------ Records shown

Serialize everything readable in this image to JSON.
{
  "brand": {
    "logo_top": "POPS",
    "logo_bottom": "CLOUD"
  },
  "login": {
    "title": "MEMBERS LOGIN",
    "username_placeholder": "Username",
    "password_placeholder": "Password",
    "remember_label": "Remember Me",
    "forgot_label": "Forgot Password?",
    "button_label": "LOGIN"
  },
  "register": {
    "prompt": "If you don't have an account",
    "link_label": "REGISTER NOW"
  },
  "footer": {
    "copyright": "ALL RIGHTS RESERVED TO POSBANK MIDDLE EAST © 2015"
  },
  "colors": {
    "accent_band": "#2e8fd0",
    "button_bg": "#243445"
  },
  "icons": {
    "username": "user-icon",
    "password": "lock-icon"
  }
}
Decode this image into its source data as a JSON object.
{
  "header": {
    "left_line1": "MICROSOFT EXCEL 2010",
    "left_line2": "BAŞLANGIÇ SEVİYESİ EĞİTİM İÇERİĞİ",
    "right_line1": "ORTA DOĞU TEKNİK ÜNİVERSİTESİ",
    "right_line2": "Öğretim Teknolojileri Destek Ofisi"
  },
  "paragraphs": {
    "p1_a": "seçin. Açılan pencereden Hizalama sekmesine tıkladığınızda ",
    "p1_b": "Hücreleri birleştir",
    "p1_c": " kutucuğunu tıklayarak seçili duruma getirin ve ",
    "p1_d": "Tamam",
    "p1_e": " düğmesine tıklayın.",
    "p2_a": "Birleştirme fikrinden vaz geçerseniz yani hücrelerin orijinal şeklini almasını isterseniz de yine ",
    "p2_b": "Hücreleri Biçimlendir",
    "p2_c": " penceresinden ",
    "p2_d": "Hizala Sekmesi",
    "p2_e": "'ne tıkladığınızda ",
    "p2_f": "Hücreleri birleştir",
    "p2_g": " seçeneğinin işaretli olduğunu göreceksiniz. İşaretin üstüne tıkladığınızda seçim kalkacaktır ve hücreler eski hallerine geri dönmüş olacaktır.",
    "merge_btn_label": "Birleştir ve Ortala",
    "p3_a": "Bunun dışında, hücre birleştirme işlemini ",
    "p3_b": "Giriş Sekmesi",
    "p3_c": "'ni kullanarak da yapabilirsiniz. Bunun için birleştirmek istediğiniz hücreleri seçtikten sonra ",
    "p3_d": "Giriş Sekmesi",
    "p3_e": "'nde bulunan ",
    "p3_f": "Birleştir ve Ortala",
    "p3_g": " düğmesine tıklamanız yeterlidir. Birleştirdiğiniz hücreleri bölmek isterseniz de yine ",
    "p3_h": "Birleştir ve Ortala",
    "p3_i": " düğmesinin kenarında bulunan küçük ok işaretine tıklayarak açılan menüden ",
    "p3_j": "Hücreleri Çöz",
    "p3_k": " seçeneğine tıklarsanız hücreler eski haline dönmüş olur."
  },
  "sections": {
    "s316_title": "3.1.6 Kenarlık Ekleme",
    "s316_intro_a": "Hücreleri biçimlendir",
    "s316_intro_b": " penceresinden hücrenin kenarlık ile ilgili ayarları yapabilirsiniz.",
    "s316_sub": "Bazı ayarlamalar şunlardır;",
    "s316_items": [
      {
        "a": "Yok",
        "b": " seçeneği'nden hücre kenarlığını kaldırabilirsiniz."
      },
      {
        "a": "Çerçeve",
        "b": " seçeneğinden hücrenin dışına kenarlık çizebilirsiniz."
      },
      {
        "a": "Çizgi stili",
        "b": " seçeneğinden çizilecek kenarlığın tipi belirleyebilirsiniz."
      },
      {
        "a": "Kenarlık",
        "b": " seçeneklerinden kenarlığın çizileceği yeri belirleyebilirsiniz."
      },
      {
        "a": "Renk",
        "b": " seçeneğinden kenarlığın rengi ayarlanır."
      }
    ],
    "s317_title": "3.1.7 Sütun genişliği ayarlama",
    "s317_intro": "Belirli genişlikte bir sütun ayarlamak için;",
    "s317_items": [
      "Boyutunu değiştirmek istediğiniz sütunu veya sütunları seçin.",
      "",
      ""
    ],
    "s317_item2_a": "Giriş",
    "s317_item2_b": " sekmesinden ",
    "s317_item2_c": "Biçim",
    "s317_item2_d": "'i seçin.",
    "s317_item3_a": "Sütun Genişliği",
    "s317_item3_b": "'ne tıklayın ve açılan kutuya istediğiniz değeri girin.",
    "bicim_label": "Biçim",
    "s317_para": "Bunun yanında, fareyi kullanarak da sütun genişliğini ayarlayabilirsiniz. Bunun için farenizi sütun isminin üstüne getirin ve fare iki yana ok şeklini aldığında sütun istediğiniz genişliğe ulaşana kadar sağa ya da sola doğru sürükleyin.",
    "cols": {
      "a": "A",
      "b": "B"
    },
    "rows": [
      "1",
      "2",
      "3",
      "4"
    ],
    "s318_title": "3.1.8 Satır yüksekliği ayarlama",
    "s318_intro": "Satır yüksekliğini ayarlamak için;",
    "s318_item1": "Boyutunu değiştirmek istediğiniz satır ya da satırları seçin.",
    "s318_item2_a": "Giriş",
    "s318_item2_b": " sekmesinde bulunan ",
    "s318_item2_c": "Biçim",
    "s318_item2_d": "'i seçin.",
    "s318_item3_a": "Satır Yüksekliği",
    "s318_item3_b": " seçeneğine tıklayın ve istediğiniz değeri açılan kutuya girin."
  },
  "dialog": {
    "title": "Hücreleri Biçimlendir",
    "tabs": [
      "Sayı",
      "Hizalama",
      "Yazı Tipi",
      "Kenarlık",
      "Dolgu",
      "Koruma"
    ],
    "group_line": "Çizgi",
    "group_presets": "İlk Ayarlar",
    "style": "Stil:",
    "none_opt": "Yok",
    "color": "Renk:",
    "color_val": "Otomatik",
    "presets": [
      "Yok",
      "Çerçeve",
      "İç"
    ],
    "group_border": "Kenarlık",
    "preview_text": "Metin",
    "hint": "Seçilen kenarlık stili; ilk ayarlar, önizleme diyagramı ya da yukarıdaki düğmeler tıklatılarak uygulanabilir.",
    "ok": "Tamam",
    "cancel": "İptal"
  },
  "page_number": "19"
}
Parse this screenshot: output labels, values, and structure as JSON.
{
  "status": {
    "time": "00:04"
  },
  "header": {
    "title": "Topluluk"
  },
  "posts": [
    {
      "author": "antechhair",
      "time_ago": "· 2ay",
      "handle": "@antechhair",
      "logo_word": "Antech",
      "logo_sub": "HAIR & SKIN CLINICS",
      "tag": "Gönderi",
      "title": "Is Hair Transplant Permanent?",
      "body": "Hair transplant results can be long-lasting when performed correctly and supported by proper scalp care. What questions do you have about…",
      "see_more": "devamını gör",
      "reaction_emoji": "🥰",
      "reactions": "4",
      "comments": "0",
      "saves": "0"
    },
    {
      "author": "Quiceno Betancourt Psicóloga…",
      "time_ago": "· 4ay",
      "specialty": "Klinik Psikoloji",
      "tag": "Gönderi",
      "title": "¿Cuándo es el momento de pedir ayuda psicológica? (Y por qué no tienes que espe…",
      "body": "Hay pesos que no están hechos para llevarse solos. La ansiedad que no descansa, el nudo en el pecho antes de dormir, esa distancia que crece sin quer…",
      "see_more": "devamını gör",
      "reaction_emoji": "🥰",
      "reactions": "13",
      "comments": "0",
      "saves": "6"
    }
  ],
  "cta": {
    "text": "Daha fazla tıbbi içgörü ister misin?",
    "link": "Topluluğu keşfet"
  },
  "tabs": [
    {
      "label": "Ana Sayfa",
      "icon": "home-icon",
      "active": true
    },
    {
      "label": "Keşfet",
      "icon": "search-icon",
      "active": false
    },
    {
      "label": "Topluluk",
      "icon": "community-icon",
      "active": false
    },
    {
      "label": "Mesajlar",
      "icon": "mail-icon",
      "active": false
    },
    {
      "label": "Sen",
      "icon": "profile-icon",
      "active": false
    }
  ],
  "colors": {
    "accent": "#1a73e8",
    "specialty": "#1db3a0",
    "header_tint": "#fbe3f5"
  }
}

------------

■ **Stated problem**
In the entries above, identify every line with the word "Hizalama". Copy those lines.

■ **Solution to this task**
    "p1_a": "seçin. Açılan pencereden Hizalama sekmesine tıkladığınızda ",
      "Hizalama",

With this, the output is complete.